[GIVEN RECORDS start]

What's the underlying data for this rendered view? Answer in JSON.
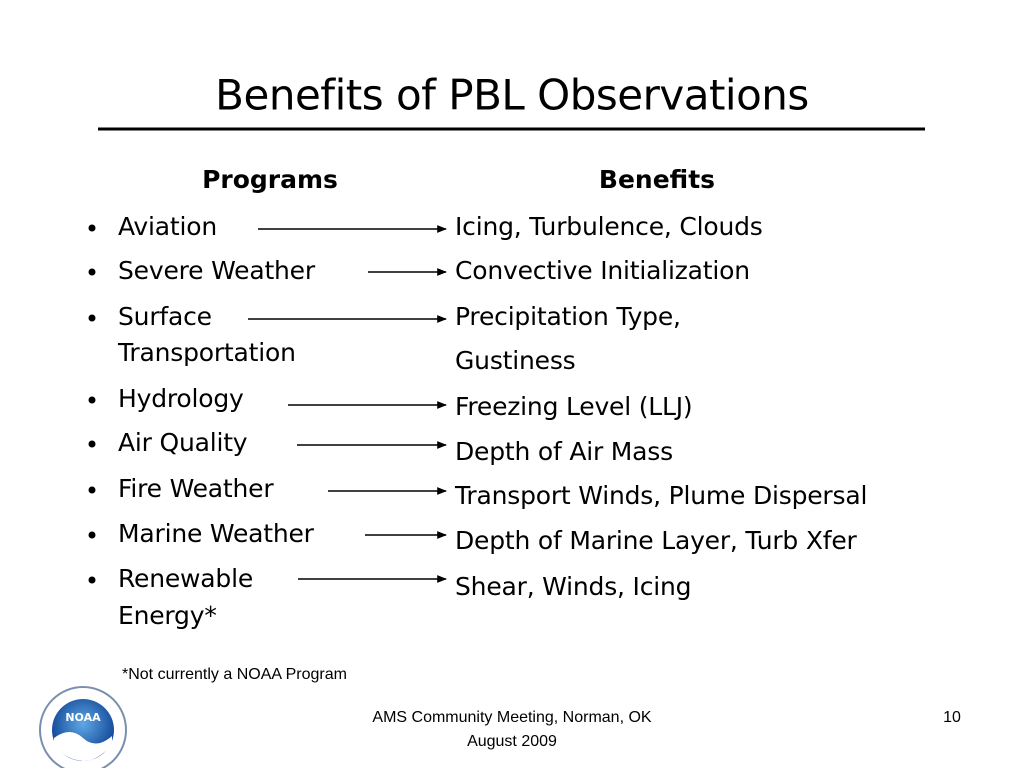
{
  "title": "Benefits of PBL Observations",
  "headers": {
    "programs": "Programs",
    "benefits": "Benefits"
  },
  "programs": [
    {
      "lines": [
        "Aviation"
      ]
    },
    {
      "lines": [
        "Severe Weather"
      ]
    },
    {
      "lines": [
        "Surface",
        "Transportation"
      ]
    },
    {
      "lines": [
        "Hydrology"
      ]
    },
    {
      "lines": [
        "Air Quality"
      ]
    },
    {
      "lines": [
        "Fire Weather"
      ]
    },
    {
      "lines": [
        "Marine Weather"
      ]
    },
    {
      "lines": [
        "Renewable",
        "Energy*"
      ]
    }
  ],
  "benefits": [
    {
      "lines": [
        "Icing, Turbulence, Clouds"
      ]
    },
    {
      "lines": [
        "Convective Initialization"
      ]
    },
    {
      "lines": [
        "Precipitation Type,",
        "Gustiness"
      ]
    },
    {
      "lines": [
        "Freezing Level (LLJ)"
      ]
    },
    {
      "lines": [
        "Depth of Air Mass"
      ]
    },
    {
      "lines": [
        "Transport Winds, Plume Dispersal"
      ]
    },
    {
      "lines": [
        "Depth of Marine Layer, Turb Xfer"
      ]
    },
    {
      "lines": [
        "Shear, Winds, Icing"
      ]
    }
  ],
  "footnote": "*Not currently a NOAA Program",
  "footer": {
    "lines": [
      "AMS Community Meeting, Norman, OK",
      "August 2009"
    ],
    "page": "10"
  },
  "logo": {
    "label": "NOAA"
  }
}
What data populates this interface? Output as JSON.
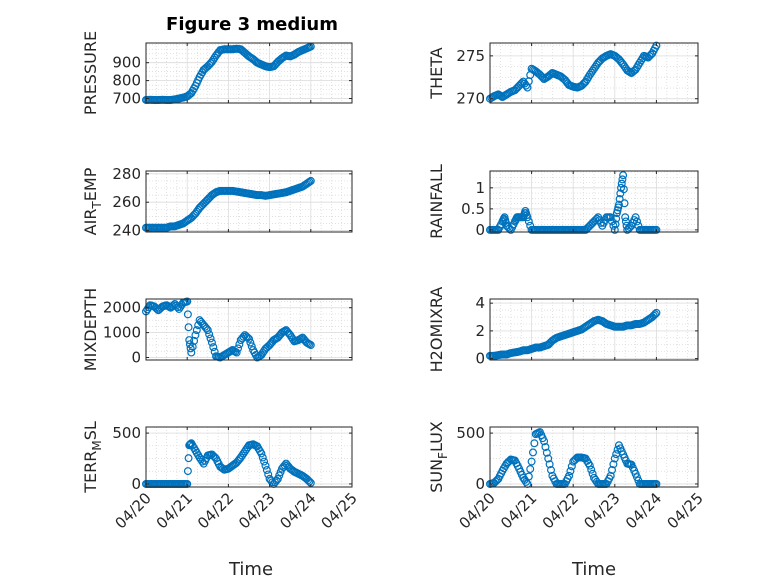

[GIVEN RECORDS end]

:: EXERCISE INSTRUCTIONS ::
Quote every entry exactly, with the pictures omitted.

:: ANSWER TO THIS EXERCISE ::
What's the underlying data for this rendered view? Answer in JSON.
{
  "title": "Benefits of PBL Observations",
  "headers": {
    "programs": "Programs",
    "benefits": "Benefits"
  },
  "programs": [
    {
      "lines": [
        "Aviation"
      ]
    },
    {
      "lines": [
        "Severe Weather"
      ]
    },
    {
      "lines": [
        "Surface",
        "Transportation"
      ]
    },
    {
      "lines": [
        "Hydrology"
      ]
    },
    {
      "lines": [
        "Air Quality"
      ]
    },
    {
      "lines": [
        "Fire Weather"
      ]
    },
    {
      "lines": [
        "Marine Weather"
      ]
    },
    {
      "lines": [
        "Renewable",
        "Energy*"
      ]
    }
  ],
  "benefits": [
    {
      "lines": [
        "Icing, Turbulence, Clouds"
      ]
    },
    {
      "lines": [
        "Convective Initialization"
      ]
    },
    {
      "lines": [
        "Precipitation Type,",
        "Gustiness"
      ]
    },
    {
      "lines": [
        "Freezing Level (LLJ)"
      ]
    },
    {
      "lines": [
        "Depth of Air Mass"
      ]
    },
    {
      "lines": [
        "Transport Winds, Plume Dispersal"
      ]
    },
    {
      "lines": [
        "Depth of Marine Layer, Turb Xfer"
      ]
    },
    {
      "lines": [
        "Shear, Winds, Icing"
      ]
    }
  ],
  "footnote": "*Not currently a NOAA Program",
  "footer": {
    "lines": [
      "AMS Community Meeting, Norman, OK",
      "August 2009"
    ],
    "page": "10"
  },
  "logo": {
    "label": "NOAA"
  }
}
What data populates this interface? Output as JSON.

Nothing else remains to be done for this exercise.